Supplied data:

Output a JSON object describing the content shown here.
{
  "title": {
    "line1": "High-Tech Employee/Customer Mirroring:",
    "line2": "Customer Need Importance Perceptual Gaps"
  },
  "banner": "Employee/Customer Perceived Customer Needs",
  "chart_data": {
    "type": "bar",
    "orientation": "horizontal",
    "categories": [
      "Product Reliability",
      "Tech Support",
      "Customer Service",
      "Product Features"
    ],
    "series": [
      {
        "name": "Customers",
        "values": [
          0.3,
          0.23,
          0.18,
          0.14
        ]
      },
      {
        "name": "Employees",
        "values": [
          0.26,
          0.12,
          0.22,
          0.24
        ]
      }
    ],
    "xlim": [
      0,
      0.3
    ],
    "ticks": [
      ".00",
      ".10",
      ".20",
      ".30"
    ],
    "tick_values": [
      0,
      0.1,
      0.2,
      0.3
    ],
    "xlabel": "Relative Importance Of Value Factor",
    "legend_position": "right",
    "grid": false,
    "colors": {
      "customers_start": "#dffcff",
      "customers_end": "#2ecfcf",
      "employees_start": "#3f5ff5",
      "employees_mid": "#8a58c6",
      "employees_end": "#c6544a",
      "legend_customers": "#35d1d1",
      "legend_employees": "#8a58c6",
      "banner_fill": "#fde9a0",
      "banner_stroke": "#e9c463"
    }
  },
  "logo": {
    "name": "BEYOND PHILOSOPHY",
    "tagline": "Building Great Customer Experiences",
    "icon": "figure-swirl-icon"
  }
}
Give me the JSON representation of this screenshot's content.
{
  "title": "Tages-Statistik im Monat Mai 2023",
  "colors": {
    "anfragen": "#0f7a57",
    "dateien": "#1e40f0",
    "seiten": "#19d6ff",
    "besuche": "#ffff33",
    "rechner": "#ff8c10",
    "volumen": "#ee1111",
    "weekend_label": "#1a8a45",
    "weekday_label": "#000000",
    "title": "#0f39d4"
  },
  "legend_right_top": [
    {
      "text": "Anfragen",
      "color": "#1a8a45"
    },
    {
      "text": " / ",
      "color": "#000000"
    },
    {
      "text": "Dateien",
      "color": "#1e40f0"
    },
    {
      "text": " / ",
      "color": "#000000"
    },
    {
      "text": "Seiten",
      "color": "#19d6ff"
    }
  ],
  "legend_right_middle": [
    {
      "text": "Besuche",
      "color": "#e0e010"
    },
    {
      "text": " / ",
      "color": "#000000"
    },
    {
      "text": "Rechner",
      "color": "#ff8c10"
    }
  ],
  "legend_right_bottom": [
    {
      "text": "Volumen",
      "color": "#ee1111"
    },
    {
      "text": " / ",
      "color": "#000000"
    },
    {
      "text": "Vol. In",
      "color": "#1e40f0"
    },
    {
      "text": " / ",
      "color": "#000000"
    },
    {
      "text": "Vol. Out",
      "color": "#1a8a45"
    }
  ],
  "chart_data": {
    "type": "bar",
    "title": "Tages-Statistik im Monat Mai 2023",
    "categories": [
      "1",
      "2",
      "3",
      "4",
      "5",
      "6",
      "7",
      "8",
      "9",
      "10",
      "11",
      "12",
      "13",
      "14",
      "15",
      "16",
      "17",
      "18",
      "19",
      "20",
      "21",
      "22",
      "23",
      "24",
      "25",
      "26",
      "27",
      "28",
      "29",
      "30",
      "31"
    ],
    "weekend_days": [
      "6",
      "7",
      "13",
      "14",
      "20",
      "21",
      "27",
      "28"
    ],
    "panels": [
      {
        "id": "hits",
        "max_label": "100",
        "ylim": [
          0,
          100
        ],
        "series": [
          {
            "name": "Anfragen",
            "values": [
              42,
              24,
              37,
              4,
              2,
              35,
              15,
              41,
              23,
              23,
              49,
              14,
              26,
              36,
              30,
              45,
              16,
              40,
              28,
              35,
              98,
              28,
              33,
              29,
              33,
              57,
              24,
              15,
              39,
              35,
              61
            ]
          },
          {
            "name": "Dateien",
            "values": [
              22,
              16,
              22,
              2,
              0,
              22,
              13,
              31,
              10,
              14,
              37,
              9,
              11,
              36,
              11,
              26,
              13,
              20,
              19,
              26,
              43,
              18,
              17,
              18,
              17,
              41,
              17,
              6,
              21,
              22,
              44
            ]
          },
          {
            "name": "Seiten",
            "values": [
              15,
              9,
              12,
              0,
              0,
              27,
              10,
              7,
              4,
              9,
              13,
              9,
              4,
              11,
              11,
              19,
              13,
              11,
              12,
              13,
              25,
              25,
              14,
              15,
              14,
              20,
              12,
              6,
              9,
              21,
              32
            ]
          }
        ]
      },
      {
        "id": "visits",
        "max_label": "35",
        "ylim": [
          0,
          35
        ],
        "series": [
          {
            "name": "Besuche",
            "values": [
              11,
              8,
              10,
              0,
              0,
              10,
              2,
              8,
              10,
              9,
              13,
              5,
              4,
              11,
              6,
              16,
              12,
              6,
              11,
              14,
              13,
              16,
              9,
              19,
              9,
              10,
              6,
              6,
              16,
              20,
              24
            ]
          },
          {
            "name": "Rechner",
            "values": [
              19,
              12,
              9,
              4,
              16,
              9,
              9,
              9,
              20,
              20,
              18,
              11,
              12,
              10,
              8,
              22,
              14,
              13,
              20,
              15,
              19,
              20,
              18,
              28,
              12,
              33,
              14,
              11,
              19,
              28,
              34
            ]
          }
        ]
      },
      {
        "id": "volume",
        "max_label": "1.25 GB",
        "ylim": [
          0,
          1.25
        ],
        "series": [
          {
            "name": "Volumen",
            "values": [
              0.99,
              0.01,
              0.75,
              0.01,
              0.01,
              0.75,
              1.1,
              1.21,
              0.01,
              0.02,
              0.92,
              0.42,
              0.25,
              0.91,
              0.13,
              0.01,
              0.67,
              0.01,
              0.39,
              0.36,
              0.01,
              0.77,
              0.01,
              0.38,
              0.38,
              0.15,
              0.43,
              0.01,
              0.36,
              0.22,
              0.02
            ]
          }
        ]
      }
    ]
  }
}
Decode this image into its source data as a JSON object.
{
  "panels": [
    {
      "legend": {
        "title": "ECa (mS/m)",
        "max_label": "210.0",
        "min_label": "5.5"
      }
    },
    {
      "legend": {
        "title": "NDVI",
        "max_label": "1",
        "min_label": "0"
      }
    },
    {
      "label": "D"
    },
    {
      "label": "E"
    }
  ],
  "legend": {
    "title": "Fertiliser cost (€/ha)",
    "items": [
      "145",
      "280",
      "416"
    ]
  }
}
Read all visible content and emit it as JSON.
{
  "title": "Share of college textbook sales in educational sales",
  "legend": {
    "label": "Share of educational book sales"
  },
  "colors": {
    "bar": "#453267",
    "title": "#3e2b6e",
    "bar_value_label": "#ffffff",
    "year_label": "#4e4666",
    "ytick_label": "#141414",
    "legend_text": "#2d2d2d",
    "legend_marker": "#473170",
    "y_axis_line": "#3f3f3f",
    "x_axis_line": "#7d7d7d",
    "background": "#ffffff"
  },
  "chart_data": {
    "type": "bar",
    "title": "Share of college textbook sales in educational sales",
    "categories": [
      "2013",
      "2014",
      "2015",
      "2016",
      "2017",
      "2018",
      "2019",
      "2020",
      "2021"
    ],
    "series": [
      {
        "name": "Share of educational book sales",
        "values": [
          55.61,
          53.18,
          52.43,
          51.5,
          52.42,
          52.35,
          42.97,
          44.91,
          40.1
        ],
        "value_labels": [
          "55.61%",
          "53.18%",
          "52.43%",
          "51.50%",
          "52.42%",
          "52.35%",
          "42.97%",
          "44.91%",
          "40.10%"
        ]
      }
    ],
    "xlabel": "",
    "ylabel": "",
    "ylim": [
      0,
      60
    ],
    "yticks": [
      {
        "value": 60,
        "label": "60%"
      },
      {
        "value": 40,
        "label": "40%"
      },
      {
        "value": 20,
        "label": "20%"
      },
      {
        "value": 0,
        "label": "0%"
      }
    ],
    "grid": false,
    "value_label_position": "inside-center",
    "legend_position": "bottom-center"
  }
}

Exercise details: Filter lines by "sales" and return each hit.

The reply:
  "title": "Share of college textbook sales in educational sales",
    "label": "Share of educational book sales"
    "title": "Share of college textbook sales in educational sales",
        "name": "Share of educational book sales",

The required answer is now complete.